Read the records below. Copy each line where the string "marker" occurs.

Data entries for graphics:
(begin)

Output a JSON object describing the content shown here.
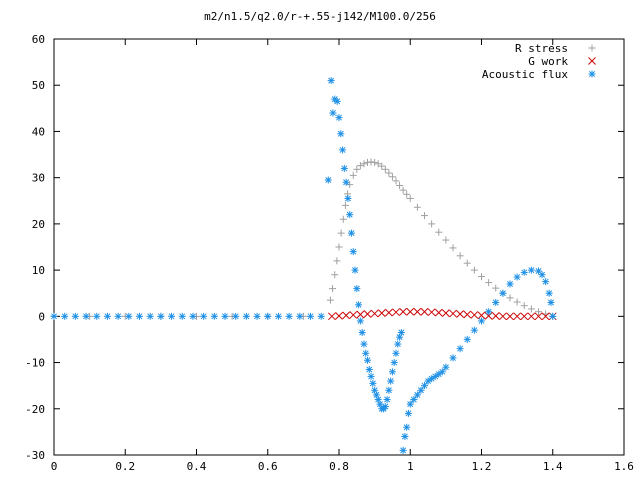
{
  "chart_data": {
    "type": "scatter",
    "title": "m2/n1.5/q2.0/r-+.55-j142/M100.0/256",
    "xlabel": "",
    "ylabel": "",
    "xlim": [
      0,
      1.6
    ],
    "ylim": [
      -30,
      60
    ],
    "x_ticks": [
      "0",
      "0.2",
      "0.4",
      "0.6",
      "0.8",
      "1",
      "1.2",
      "1.4",
      "1.6"
    ],
    "y_ticks": [
      "60",
      "50",
      "40",
      "30",
      "20",
      "10",
      "0",
      "-10",
      "-20",
      "-30"
    ],
    "grid": false,
    "legend_position": "top-right",
    "series": [
      {
        "name": "R stress",
        "marker": "plus",
        "color": "#a0a0a0",
        "points": [
          [
            0.0,
            0
          ],
          [
            0.1,
            0
          ],
          [
            0.2,
            0
          ],
          [
            0.3,
            0
          ],
          [
            0.4,
            0
          ],
          [
            0.5,
            0
          ],
          [
            0.6,
            0
          ],
          [
            0.7,
            0
          ],
          [
            0.776,
            3.5
          ],
          [
            0.782,
            6
          ],
          [
            0.788,
            9
          ],
          [
            0.794,
            12
          ],
          [
            0.8,
            15
          ],
          [
            0.806,
            18
          ],
          [
            0.812,
            21
          ],
          [
            0.818,
            24
          ],
          [
            0.824,
            26.5
          ],
          [
            0.83,
            28.5
          ],
          [
            0.84,
            30.5
          ],
          [
            0.85,
            31.8
          ],
          [
            0.86,
            32.6
          ],
          [
            0.87,
            33.0
          ],
          [
            0.88,
            33.3
          ],
          [
            0.89,
            33.4
          ],
          [
            0.9,
            33.3
          ],
          [
            0.91,
            33.0
          ],
          [
            0.92,
            32.5
          ],
          [
            0.93,
            31.8
          ],
          [
            0.94,
            31.0
          ],
          [
            0.95,
            30.2
          ],
          [
            0.96,
            29.3
          ],
          [
            0.97,
            28.3
          ],
          [
            0.98,
            27.3
          ],
          [
            0.99,
            26.4
          ],
          [
            1.0,
            25.5
          ],
          [
            1.02,
            23.6
          ],
          [
            1.04,
            21.8
          ],
          [
            1.06,
            20.0
          ],
          [
            1.08,
            18.2
          ],
          [
            1.1,
            16.5
          ],
          [
            1.12,
            14.8
          ],
          [
            1.14,
            13.1
          ],
          [
            1.16,
            11.5
          ],
          [
            1.18,
            10.0
          ],
          [
            1.2,
            8.6
          ],
          [
            1.22,
            7.3
          ],
          [
            1.24,
            6.1
          ],
          [
            1.26,
            5.0
          ],
          [
            1.28,
            4.0
          ],
          [
            1.3,
            3.1
          ],
          [
            1.32,
            2.3
          ],
          [
            1.34,
            1.6
          ],
          [
            1.36,
            1.0
          ],
          [
            1.38,
            0.5
          ],
          [
            1.4,
            0.0
          ]
        ]
      },
      {
        "name": "G work",
        "marker": "cross",
        "color": "#cc0000",
        "points": [
          [
            0.78,
            0.0
          ],
          [
            0.8,
            0.1
          ],
          [
            0.82,
            0.2
          ],
          [
            0.84,
            0.3
          ],
          [
            0.86,
            0.4
          ],
          [
            0.88,
            0.5
          ],
          [
            0.9,
            0.6
          ],
          [
            0.92,
            0.7
          ],
          [
            0.94,
            0.8
          ],
          [
            0.96,
            0.9
          ],
          [
            0.98,
            1.0
          ],
          [
            1.0,
            1.0
          ],
          [
            1.02,
            1.0
          ],
          [
            1.04,
            1.0
          ],
          [
            1.06,
            0.9
          ],
          [
            1.08,
            0.8
          ],
          [
            1.1,
            0.7
          ],
          [
            1.12,
            0.6
          ],
          [
            1.14,
            0.5
          ],
          [
            1.16,
            0.4
          ],
          [
            1.18,
            0.3
          ],
          [
            1.2,
            0.2
          ],
          [
            1.22,
            0.1
          ],
          [
            1.24,
            0.1
          ],
          [
            1.26,
            0.0
          ],
          [
            1.28,
            0.0
          ],
          [
            1.3,
            0.0
          ],
          [
            1.32,
            0.0
          ],
          [
            1.34,
            0.0
          ],
          [
            1.36,
            0.0
          ],
          [
            1.38,
            0.0
          ],
          [
            1.4,
            0.0
          ]
        ]
      },
      {
        "name": "Acoustic flux",
        "marker": "star",
        "color": "#1e90e6",
        "points": [
          [
            0.0,
            0
          ],
          [
            0.03,
            0
          ],
          [
            0.06,
            0
          ],
          [
            0.09,
            0
          ],
          [
            0.12,
            0
          ],
          [
            0.15,
            0
          ],
          [
            0.18,
            0
          ],
          [
            0.21,
            0
          ],
          [
            0.24,
            0
          ],
          [
            0.27,
            0
          ],
          [
            0.3,
            0
          ],
          [
            0.33,
            0
          ],
          [
            0.36,
            0
          ],
          [
            0.39,
            0
          ],
          [
            0.42,
            0
          ],
          [
            0.45,
            0
          ],
          [
            0.48,
            0
          ],
          [
            0.51,
            0
          ],
          [
            0.54,
            0
          ],
          [
            0.57,
            0
          ],
          [
            0.6,
            0
          ],
          [
            0.63,
            0
          ],
          [
            0.66,
            0
          ],
          [
            0.69,
            0
          ],
          [
            0.72,
            0
          ],
          [
            0.75,
            0
          ],
          [
            0.77,
            29.5
          ],
          [
            0.778,
            51
          ],
          [
            0.783,
            44
          ],
          [
            0.788,
            47
          ],
          [
            0.795,
            46.5
          ],
          [
            0.8,
            43
          ],
          [
            0.805,
            39.5
          ],
          [
            0.81,
            36
          ],
          [
            0.815,
            32
          ],
          [
            0.82,
            29
          ],
          [
            0.825,
            25.5
          ],
          [
            0.83,
            22
          ],
          [
            0.835,
            18
          ],
          [
            0.84,
            14
          ],
          [
            0.845,
            10
          ],
          [
            0.85,
            6
          ],
          [
            0.855,
            2.5
          ],
          [
            0.86,
            -1
          ],
          [
            0.865,
            -3.5
          ],
          [
            0.87,
            -6
          ],
          [
            0.875,
            -8
          ],
          [
            0.88,
            -9.5
          ],
          [
            0.885,
            -11.5
          ],
          [
            0.89,
            -13
          ],
          [
            0.895,
            -14.5
          ],
          [
            0.9,
            -16
          ],
          [
            0.905,
            -17
          ],
          [
            0.91,
            -18
          ],
          [
            0.915,
            -19
          ],
          [
            0.92,
            -20
          ],
          [
            0.925,
            -20
          ],
          [
            0.93,
            -19.5
          ],
          [
            0.935,
            -18
          ],
          [
            0.94,
            -16
          ],
          [
            0.945,
            -14
          ],
          [
            0.95,
            -12
          ],
          [
            0.955,
            -10
          ],
          [
            0.96,
            -8
          ],
          [
            0.965,
            -6
          ],
          [
            0.97,
            -4.5
          ],
          [
            0.975,
            -3.5
          ],
          [
            0.98,
            -29
          ],
          [
            0.985,
            -26
          ],
          [
            0.99,
            -24
          ],
          [
            0.995,
            -21
          ],
          [
            1.0,
            -19
          ],
          [
            1.01,
            -18
          ],
          [
            1.02,
            -17
          ],
          [
            1.03,
            -16
          ],
          [
            1.04,
            -15
          ],
          [
            1.05,
            -14
          ],
          [
            1.06,
            -13.5
          ],
          [
            1.07,
            -13
          ],
          [
            1.08,
            -12.5
          ],
          [
            1.09,
            -12
          ],
          [
            1.1,
            -11
          ],
          [
            1.12,
            -9
          ],
          [
            1.14,
            -7
          ],
          [
            1.16,
            -5
          ],
          [
            1.18,
            -3
          ],
          [
            1.2,
            -1
          ],
          [
            1.22,
            1
          ],
          [
            1.24,
            3
          ],
          [
            1.26,
            5
          ],
          [
            1.28,
            7
          ],
          [
            1.3,
            8.5
          ],
          [
            1.32,
            9.5
          ],
          [
            1.34,
            10
          ],
          [
            1.36,
            9.8
          ],
          [
            1.37,
            9
          ],
          [
            1.38,
            7.5
          ],
          [
            1.39,
            5
          ],
          [
            1.395,
            3
          ],
          [
            1.4,
            0
          ]
        ]
      }
    ]
  }
}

(end)

Full response:
        "marker": "plus",
        "marker": "cross",
        "marker": "star",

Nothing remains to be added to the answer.